■ What the exercise asks ■
Scan the listing below. Report each line that includes "image".

══ Record set

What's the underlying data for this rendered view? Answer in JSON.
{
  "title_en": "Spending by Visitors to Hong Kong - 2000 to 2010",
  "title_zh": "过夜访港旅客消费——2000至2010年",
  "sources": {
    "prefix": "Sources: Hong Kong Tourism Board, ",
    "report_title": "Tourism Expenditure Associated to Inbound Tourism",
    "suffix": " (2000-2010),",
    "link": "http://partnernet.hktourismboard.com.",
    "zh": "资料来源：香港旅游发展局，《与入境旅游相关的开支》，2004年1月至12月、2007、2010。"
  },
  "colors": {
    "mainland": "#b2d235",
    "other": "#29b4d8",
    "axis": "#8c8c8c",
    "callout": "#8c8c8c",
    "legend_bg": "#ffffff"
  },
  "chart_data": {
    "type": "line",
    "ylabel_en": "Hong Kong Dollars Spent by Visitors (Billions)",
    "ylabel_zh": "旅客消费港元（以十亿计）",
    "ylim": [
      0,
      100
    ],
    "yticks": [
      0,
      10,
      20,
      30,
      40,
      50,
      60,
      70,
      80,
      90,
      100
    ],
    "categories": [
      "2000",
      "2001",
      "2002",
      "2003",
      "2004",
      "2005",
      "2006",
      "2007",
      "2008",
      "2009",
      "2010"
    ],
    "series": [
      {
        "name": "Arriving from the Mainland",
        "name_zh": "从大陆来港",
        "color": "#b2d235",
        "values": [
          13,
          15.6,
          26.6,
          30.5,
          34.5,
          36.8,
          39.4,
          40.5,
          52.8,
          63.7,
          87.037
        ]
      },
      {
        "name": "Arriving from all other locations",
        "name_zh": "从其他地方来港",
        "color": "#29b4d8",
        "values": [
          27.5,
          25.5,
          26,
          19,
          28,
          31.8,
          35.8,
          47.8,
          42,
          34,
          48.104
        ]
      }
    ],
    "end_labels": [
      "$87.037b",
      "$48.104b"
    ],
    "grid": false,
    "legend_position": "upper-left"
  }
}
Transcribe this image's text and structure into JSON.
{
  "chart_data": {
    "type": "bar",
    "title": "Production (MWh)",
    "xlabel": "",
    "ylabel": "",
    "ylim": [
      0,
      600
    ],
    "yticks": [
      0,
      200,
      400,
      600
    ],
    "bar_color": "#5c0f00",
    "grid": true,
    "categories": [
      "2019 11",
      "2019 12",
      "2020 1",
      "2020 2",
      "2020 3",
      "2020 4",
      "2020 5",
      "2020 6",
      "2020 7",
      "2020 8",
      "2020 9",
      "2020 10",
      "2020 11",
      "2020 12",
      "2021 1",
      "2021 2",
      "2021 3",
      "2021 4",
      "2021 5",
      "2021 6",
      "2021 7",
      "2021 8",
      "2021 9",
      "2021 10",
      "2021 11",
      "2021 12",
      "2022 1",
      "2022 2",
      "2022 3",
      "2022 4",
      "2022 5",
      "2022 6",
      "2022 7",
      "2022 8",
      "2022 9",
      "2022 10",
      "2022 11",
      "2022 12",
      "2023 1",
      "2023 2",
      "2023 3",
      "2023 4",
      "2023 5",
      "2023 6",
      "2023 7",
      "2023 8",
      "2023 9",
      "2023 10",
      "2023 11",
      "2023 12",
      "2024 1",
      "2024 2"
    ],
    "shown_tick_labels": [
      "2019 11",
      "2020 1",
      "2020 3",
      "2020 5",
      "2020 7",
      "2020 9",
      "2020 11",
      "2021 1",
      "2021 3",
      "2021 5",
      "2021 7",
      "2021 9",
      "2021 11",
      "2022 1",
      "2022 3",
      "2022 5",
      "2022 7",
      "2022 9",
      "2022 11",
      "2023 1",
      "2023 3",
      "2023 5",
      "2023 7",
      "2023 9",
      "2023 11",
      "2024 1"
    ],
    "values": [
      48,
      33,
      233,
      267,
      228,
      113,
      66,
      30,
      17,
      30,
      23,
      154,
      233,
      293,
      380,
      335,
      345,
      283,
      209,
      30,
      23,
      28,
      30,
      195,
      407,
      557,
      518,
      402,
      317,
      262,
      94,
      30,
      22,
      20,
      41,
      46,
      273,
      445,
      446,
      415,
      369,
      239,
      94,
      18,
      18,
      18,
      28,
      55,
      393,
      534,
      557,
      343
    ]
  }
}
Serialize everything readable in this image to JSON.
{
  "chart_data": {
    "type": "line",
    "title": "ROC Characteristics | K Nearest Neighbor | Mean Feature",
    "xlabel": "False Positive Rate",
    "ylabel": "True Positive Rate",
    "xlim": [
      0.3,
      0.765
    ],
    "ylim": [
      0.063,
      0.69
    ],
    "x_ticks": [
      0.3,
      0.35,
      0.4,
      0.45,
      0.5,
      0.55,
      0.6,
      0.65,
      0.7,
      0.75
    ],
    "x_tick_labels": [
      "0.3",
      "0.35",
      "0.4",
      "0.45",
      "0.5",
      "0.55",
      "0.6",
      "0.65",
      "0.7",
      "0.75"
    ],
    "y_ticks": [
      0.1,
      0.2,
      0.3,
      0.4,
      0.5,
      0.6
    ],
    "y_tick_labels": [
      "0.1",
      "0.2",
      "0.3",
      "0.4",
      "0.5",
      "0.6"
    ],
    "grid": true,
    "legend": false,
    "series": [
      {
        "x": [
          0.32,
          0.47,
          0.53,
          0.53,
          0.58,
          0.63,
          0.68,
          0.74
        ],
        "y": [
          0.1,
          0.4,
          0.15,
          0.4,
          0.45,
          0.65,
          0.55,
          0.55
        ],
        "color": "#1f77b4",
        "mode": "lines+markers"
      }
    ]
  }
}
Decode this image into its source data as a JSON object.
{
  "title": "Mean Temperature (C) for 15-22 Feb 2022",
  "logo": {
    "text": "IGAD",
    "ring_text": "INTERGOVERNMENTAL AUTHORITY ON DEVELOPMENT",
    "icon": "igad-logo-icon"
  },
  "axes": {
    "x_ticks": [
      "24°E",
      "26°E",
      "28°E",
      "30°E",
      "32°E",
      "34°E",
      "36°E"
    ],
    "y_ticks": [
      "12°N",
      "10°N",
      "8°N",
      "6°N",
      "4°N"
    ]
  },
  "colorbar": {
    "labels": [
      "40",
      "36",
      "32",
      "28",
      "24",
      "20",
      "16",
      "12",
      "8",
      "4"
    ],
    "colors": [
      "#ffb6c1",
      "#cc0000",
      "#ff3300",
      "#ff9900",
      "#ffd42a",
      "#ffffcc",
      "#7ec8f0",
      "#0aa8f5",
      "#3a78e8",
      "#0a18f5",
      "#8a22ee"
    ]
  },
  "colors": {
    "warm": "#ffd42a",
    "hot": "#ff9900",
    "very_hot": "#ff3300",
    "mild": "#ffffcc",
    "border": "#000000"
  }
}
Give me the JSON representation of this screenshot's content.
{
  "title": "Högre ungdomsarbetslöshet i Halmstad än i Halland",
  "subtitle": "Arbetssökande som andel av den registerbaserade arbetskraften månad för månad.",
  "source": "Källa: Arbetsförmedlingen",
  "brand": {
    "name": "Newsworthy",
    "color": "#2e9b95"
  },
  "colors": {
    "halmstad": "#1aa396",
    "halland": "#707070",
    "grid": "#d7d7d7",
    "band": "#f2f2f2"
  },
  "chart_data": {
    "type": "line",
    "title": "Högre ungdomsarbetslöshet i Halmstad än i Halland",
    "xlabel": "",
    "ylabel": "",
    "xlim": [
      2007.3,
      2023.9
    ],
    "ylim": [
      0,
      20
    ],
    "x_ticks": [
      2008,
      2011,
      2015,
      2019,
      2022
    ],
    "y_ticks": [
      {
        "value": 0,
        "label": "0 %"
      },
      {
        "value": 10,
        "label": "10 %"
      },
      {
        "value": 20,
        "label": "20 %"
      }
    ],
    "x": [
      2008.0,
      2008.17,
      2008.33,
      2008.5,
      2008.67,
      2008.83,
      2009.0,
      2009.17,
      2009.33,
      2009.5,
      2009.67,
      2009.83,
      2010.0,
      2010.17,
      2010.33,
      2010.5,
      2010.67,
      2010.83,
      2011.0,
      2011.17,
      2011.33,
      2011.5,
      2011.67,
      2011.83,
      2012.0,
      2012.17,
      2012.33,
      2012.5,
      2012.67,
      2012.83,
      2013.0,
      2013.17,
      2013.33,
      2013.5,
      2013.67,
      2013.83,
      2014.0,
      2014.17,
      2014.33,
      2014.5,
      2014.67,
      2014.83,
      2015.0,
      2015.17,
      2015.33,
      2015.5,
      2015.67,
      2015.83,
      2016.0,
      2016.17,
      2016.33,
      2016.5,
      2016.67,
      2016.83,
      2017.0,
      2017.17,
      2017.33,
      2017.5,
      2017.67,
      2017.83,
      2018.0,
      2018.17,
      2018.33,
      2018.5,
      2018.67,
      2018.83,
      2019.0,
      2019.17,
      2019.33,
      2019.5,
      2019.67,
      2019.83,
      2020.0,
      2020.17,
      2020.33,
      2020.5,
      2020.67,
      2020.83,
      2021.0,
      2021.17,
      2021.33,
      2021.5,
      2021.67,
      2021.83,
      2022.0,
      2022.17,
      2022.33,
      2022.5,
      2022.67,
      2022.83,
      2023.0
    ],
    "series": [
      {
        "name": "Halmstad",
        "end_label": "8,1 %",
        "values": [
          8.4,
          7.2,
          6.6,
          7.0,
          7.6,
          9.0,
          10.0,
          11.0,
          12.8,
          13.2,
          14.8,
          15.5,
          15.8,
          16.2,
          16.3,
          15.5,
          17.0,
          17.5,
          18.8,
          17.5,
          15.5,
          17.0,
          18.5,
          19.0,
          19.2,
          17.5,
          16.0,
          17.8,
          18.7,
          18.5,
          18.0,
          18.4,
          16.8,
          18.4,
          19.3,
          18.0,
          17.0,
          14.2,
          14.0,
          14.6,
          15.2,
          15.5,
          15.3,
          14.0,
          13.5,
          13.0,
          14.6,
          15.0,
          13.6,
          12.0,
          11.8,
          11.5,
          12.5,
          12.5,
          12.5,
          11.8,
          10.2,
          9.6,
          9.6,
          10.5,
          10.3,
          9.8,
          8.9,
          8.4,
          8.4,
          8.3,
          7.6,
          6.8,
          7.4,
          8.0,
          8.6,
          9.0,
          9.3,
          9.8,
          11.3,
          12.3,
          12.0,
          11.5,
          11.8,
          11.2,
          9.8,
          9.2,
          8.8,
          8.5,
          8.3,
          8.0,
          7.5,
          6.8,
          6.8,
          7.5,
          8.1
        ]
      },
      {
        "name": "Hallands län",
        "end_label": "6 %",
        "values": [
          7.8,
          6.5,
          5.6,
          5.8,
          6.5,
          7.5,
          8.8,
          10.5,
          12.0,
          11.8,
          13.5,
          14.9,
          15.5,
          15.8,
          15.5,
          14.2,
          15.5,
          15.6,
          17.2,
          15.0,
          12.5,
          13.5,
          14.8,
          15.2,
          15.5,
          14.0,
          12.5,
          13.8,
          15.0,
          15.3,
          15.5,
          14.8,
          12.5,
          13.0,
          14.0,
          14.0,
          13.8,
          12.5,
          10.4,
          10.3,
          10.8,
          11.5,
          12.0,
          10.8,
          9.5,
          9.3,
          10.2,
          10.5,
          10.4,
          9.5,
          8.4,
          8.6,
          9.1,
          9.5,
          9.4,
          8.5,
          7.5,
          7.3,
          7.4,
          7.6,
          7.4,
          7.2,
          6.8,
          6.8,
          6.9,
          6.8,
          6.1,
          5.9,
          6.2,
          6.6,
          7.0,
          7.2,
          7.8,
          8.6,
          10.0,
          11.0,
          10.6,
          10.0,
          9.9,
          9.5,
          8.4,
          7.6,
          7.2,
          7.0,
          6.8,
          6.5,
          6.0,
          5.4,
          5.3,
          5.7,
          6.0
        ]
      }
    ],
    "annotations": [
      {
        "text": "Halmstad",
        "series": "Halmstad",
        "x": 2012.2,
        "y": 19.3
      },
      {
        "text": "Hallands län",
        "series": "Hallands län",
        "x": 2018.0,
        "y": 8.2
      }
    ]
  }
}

════

■ Completed task ■
Transcribe this image's text and structure into JSON.
Serialize everything readable in this image to JSON.
Decode this image into its source data as a JSON object.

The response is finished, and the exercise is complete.